Required Curiosity tools

  • VIPExcel and VIP installed to run the Subsetting

Required assets

  • Run commands in a zipfile

(warning) Tools can be download via the cloud link we supply. An assets zipfile will also be supplied.


Create source and target databases

Prerequisites - a sample database as source database for creating a target database with the same DDL > It is assumed you have a source database already created. If not, ensure to:

use the sample AdventureWorksDW2016 database as the source database - the backup file supplied (Note: it is assumed you have VIP and VIPExcel installed) located in the VIPTDM folder:

C:\VIPTDM\SubsetCloneAndMaskRun\Subset\Training\AdventureWorksDW2016.bak

or https://docs.microsoft.com/en-us/sql/samples/adventureworks-install-configure?view=sql-server-ver15&tabs=ssms

Then run the DDL script to create a target database called AdventureWorksDW2016Subset. (Note: the DDL script can be run via SQL Server Management Studio) located in the VIPTDM folder:

C:\VIPTDM\SubsetCloneAndMaskRun\Subset\Training\AdventureWorksDW2016.bak

> Run the DDL scripts using SQL Server Management Studio.
https://docs.microsoft.com/en-us/sql/database-engine/install-windows/install-sql-server?view=sql-server-ver15

Create a Subset target database from the source and name it AdventureWorksDW2016Subset.

Entries from a dataset:

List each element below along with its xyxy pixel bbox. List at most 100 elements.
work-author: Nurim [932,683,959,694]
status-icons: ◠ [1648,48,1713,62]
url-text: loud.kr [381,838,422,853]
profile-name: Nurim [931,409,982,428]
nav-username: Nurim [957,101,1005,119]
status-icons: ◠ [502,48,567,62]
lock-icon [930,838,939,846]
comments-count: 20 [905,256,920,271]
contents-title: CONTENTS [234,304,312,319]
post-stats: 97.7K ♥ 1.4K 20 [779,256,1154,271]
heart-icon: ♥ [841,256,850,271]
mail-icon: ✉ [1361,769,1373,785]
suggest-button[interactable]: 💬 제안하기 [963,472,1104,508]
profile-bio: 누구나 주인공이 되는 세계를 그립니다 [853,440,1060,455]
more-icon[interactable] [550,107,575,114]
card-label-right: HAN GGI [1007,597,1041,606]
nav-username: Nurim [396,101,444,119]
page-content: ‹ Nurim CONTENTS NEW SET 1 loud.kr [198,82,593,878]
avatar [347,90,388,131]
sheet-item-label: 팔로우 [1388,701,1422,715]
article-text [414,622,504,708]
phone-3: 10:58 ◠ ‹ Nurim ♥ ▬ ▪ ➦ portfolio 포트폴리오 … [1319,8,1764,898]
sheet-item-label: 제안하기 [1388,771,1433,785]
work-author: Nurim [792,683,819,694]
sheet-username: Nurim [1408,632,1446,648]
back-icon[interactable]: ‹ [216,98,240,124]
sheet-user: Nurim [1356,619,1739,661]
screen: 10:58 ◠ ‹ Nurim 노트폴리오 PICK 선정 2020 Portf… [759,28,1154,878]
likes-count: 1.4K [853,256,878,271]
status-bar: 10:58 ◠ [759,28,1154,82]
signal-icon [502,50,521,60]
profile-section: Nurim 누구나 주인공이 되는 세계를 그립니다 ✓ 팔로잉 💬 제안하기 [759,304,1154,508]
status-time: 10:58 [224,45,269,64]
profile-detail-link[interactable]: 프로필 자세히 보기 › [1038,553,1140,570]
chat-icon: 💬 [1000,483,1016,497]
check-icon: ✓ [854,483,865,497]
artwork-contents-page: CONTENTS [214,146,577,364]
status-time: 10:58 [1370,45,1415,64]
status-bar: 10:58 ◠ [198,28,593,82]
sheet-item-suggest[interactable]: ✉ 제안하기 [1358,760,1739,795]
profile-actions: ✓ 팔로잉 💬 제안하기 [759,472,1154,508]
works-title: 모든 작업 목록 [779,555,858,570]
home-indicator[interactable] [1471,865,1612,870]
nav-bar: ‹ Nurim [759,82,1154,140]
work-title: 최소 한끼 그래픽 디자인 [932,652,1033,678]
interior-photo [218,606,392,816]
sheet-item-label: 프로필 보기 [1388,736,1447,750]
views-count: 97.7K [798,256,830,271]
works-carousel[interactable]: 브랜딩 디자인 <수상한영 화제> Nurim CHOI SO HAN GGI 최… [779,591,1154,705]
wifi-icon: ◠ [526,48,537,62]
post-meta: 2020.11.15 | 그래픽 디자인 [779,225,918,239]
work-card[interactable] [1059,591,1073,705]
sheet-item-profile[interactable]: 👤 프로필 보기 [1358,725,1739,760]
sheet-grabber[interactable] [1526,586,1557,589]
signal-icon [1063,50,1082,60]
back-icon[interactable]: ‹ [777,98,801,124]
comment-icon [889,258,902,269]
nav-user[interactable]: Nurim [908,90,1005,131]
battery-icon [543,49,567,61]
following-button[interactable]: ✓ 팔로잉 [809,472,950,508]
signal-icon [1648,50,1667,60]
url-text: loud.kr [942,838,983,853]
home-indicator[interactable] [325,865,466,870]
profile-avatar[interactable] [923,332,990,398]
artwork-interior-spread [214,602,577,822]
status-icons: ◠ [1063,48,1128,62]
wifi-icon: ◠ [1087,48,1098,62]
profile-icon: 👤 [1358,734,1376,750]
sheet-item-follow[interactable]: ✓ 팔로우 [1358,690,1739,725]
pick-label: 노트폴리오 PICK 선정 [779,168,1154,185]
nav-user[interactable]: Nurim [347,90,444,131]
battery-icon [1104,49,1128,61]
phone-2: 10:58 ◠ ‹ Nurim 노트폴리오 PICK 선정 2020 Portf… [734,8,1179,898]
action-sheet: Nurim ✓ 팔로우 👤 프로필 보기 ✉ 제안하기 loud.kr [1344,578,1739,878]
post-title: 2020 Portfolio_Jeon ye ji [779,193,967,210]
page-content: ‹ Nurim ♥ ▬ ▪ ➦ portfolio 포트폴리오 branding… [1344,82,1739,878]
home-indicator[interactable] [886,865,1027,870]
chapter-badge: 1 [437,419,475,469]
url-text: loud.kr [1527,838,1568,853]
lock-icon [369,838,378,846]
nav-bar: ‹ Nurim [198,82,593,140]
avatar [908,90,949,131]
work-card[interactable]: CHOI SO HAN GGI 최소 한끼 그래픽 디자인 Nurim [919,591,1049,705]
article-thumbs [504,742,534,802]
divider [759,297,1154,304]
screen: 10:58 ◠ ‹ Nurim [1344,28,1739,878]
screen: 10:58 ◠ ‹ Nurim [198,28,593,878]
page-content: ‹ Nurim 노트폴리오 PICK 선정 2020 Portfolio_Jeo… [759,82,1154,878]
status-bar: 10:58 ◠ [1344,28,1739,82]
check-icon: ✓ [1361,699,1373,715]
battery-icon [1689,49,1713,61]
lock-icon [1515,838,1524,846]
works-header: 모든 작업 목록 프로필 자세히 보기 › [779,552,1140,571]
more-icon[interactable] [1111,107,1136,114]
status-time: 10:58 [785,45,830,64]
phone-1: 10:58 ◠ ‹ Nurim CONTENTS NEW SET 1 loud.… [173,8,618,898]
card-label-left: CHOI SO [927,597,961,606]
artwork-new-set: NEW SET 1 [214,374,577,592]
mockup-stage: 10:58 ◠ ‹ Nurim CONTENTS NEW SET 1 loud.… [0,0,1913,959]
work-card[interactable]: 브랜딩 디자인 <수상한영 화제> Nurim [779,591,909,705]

What to work on:
**1)** Echo the portion of the database setup guide from "Then run the" up to and including "Server Management Studio.", word for word.
**2)** Duplicate the listing from its very first line up to and including the line with "profile-name: Nurim [931,409,982,428]", keeping every line unchanged.

The responses:
**1)**
Then run the DDL script to create a target database called AdventureWorksDW2016Subset. (Note: the DDL script can be run via SQL Server Management Studio) located in the VIPTDM folder:

C:\VIPTDM\SubsetCloneAndMaskRun\Subset\Training\AdventureWorksDW2016.bak

> Run the DDL scripts using SQL Server Management Studio.

**2)**
List each element below along with its xyxy pixel bbox. List at most 100 elements.
work-author: Nurim [932,683,959,694]
status-icons: ◠ [1648,48,1713,62]
url-text: loud.kr [381,838,422,853]
profile-name: Nurim [931,409,982,428]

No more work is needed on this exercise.